Ghislain Benhessa, Le Totem de l’État de droit, Concept flou, conséquences claires, éd. L’Artilleur, 2021, 240 pages, 18€.

Devenu un argument politique, fréquemment employé, il s’agit pourtant d’un concept philosophico-juridique difficile à définir.

C’est avant tout à ce travail de définition que se livre Benhessa, non sans déplorer que les promoteurs actuels de ce concept ne s’encombrent pas de la même rigueur intellectuelle en ayant fait de cette notion le « talisman ultime des démocraties occidentales, qui signifie tout à la fois, dans un gigantesque maelstrom, séparation des pouvoirs, indépendance de la justice, égalité devant la loi, transparence de l’action publique, liberté de la presse et de l’audiovisuel, pluralisme des partis politiques, et naturellement défense des droits fondamentaux et lutte contre les discriminations […] Un talisman dont les pouvoirs s’accroissent à mesure que d’énièmes droits lui sont implémentés, en fonction du contexte et des demandes sociales. »

L’État de droit est désormais cet outil permettant de faire passer l’intérêt général au second plan, forgeant un édifice dont les contours changent au gré de « valeurs protéiformes » défendus becs et ongles par le juge, figure centrale d’un système privilégiant la légalité à la légitimité ; en somme, « l’État de droit est devenu l’exercice du droit contre l’État », « l’outil de privatisation du monde au détriment du collectif, le cheval de Troie des doléances les plus diverses et les plus chamarrées. », un « dédale des libertés et des droits fondamentaux, sous l’autorité des juges. »
+--
**Vos tâches:**
A – D’après le texte, chez quel éditeur et en quelle année l’ouvrage de Ghislain Benhessa a-t-il paru ?
B – Pour chaque affirmation, répondez par oui ou par non selon qu’elle concorde ou non avec le texte, en citant les mots du texte qui tranchent. (i) L’ouvrage compte 240 pages. (ii) Le texte présente l’État de droit comme un concept facile à définir. (iii) Le juge y est décrit comme une figure centrale.
Les enregistrements ne sont pas nécessaires pour ce travail.

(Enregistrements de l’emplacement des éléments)
+--
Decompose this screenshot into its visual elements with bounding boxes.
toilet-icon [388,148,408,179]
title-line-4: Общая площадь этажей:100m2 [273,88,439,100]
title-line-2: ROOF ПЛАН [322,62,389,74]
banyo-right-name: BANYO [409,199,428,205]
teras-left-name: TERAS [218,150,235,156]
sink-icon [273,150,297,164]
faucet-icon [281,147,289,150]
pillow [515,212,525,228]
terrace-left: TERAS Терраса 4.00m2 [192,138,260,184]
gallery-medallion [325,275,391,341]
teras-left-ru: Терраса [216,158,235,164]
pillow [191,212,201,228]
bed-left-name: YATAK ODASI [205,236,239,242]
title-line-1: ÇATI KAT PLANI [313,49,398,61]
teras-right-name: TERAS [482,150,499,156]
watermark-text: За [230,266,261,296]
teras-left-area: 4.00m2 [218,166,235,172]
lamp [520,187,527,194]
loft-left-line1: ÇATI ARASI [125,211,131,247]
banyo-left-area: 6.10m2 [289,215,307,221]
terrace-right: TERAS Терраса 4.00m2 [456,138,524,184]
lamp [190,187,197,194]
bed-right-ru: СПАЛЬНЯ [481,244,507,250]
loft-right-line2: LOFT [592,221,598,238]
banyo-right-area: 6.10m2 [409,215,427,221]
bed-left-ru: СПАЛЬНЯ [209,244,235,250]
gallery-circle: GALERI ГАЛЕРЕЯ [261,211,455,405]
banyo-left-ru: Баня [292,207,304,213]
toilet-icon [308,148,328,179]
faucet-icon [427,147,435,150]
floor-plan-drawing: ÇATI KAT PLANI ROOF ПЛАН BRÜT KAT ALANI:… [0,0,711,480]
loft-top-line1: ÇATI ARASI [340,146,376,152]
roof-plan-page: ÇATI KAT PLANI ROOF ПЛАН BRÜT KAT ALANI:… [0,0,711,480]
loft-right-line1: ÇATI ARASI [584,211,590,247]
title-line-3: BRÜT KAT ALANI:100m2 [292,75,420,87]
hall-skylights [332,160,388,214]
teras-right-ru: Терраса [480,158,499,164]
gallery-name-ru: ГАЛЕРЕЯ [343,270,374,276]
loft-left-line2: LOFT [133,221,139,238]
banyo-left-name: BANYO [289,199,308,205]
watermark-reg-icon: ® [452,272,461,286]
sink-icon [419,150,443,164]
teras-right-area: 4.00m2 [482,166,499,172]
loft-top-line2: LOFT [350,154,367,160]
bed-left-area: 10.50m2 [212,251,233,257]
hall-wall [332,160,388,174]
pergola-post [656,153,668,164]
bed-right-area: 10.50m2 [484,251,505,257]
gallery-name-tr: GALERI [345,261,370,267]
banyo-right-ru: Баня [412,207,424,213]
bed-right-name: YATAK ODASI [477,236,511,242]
+--
**Réponses par tâche:**
A – Aux éditions L’Artilleur, en 2021.

B –
(i) Oui : « 240 pages ».
(ii) Non : « un concept philosophico-juridique difficile à définir ».
(iii) Oui : « le juge, figure centrale d’un système privilégiant la légalité à la légitimité ».